### THE PROBLEM
Search the listing for the string "email" and copy every line that contains it.
◆ ◆ ◆ ◆ ◆ ◆ ◆
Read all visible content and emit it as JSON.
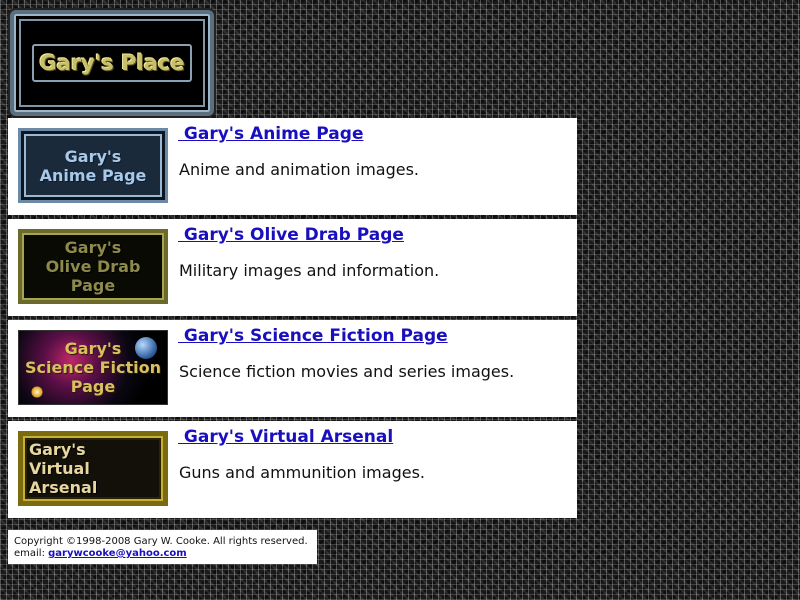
{
  "header": {
    "logo_text": "Gary's Place"
  },
  "links": [
    {
      "thumb_text": "Gary's\nAnime Page",
      "title": " Gary's Anime Page",
      "description": "Anime and animation images."
    },
    {
      "thumb_text": "Gary's\nOlive Drab\nPage",
      "title": " Gary's Olive Drab Page",
      "description": "Military images and information."
    },
    {
      "thumb_text": "Gary's\nScience Fiction\nPage",
      "title": " Gary's Science Fiction Page",
      "description": "Science fiction movies and series images."
    },
    {
      "thumb_text": "Gary's\nVirtual\nArsenal",
      "title": " Gary's Virtual Arsenal",
      "description": "Guns and ammunition images."
    }
  ],
  "footer": {
    "copyright": "Copyright ©1998-2008 Gary W. Cooke. All rights reserved.",
    "email_label": "email:",
    "email": "garywcooke@yahoo.com"
  },
  "colors": {
    "link": "#1a0fbe",
    "panel_background": "#ffffff"
  }
}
◆ ◆ ◆ ◆ ◆ ◆ ◆
### PROBLEM SOLUTION
    "email_label": "email:",
    "email": "garywcooke@yahoo.com"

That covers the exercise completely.